# GIVEN INSTRUCTION
Rewrite the part of the material that starts with the line containing "bar xyxy=(790,344,824,540)" and ends with the line containing "bar xyxy=(732,372,766,540)", putting "x-axis-label" wherever "x-tick-label" appears and leaving everything else the same.

[Element region listings]
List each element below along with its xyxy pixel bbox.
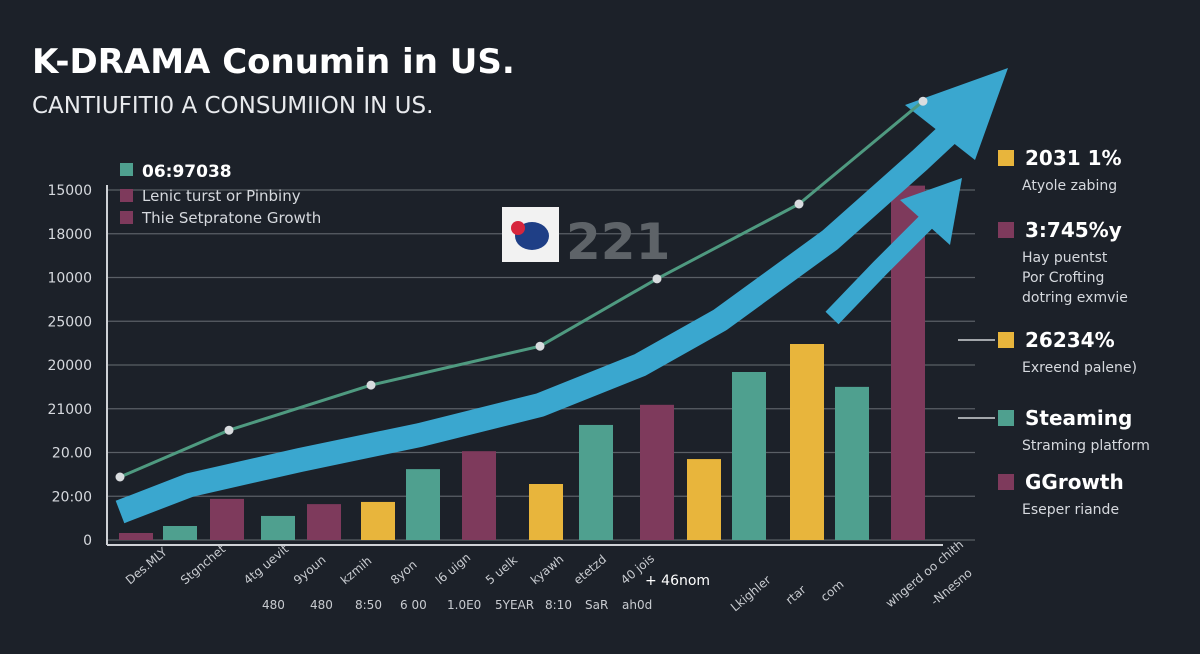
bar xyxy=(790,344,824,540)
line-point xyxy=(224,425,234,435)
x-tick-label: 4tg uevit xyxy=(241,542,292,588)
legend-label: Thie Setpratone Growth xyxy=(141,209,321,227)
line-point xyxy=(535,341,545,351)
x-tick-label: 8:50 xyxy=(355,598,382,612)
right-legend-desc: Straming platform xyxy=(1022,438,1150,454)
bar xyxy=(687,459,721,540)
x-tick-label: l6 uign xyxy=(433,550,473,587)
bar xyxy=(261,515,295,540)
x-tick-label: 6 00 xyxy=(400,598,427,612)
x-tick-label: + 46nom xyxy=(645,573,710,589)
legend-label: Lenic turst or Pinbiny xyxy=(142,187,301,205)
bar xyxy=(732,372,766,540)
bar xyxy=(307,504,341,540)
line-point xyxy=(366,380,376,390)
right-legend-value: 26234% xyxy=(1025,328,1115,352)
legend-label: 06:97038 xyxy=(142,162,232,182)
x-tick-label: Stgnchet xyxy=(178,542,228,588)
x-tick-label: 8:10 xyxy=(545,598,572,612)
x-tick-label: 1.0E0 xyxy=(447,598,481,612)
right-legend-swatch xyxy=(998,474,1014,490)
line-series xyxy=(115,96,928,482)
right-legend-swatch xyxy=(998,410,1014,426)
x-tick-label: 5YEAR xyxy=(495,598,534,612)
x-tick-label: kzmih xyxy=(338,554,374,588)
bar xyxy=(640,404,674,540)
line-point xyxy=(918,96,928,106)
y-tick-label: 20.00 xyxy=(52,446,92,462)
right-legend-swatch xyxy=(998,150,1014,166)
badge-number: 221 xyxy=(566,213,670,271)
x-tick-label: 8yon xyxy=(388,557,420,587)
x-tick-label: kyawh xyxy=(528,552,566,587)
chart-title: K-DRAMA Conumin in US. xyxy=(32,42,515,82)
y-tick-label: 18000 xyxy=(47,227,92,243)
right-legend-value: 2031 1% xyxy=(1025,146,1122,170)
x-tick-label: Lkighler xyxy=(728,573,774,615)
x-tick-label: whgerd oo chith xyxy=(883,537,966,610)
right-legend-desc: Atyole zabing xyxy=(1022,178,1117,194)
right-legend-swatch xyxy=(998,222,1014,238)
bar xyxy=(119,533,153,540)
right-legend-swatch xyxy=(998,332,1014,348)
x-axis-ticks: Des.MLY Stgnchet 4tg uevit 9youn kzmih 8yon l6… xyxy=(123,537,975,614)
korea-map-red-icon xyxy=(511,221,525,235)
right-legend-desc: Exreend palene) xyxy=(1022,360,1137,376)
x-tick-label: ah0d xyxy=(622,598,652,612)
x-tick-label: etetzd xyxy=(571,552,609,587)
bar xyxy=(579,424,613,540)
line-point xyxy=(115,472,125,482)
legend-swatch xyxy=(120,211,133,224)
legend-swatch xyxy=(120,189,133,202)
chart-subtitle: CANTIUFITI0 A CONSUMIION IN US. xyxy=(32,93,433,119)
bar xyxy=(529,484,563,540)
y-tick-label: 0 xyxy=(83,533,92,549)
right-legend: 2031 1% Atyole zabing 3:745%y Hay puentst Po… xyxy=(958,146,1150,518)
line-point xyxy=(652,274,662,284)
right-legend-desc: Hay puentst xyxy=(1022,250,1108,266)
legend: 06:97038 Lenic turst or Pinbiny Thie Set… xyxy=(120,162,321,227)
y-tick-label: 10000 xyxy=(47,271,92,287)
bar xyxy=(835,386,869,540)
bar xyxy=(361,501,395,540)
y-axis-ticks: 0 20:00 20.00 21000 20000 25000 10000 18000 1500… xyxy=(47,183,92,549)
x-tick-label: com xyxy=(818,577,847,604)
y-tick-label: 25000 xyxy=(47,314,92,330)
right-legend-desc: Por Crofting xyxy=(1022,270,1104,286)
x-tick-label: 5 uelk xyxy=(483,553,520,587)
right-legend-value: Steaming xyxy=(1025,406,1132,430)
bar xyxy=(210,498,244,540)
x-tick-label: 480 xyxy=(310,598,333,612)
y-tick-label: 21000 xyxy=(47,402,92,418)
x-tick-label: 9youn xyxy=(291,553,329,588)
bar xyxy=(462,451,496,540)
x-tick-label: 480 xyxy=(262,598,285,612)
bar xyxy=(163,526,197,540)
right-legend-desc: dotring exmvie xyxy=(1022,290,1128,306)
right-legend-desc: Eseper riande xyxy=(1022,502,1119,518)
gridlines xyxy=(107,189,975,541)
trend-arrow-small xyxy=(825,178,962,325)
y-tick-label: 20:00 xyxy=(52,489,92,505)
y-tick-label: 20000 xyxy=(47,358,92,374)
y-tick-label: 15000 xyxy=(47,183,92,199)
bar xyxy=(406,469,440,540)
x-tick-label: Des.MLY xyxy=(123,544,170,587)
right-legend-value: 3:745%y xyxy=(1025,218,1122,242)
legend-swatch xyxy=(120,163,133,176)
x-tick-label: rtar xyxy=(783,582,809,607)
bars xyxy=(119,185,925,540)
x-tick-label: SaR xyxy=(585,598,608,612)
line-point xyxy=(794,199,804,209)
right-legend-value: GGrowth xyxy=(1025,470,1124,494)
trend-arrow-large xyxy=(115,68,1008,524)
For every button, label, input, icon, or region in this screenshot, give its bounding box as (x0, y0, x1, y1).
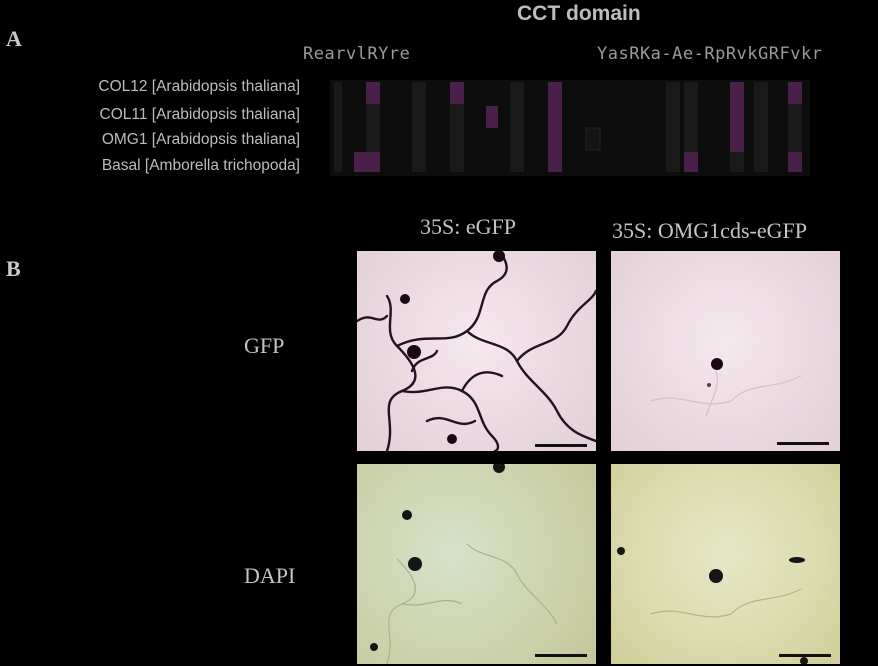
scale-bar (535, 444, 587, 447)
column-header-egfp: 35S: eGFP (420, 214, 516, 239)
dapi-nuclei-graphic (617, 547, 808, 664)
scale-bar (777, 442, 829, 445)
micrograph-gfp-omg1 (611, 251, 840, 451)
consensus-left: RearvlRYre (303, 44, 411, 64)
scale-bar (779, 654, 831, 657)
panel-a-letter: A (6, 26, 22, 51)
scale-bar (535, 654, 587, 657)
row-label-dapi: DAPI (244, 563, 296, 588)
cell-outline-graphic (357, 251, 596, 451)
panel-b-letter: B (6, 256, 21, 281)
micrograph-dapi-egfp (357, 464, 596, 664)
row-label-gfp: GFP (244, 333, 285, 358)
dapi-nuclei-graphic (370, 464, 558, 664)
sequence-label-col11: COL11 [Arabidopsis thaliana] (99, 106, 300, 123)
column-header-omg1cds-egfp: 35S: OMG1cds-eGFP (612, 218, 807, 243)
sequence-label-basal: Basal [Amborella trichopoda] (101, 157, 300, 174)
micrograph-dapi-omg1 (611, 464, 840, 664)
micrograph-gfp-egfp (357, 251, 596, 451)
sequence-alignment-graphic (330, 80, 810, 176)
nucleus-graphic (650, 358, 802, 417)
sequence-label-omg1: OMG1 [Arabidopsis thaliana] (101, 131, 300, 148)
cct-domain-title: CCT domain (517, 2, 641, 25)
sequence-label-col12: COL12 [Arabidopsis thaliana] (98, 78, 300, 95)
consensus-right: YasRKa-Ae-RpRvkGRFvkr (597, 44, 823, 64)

# REPLY
bar xyxy=(790,344,824,540)
line-point xyxy=(224,425,234,435)
x-axis-label: 4tg uevit xyxy=(241,542,292,588)
legend-label: Thie Setpratone Growth xyxy=(141,209,321,227)
line-point xyxy=(535,341,545,351)
x-axis-label: 8:50 xyxy=(355,598,382,612)
right-legend-desc: Straming platform xyxy=(1022,438,1150,454)
bar xyxy=(687,459,721,540)
x-axis-label: l6 uign xyxy=(433,550,473,587)
bar xyxy=(261,515,295,540)
x-axis-label: 6 00 xyxy=(400,598,427,612)
x-axis-label: + 46nom xyxy=(645,573,710,589)
legend-label: Lenic turst or Pinbiny xyxy=(142,187,301,205)
bar xyxy=(732,372,766,540)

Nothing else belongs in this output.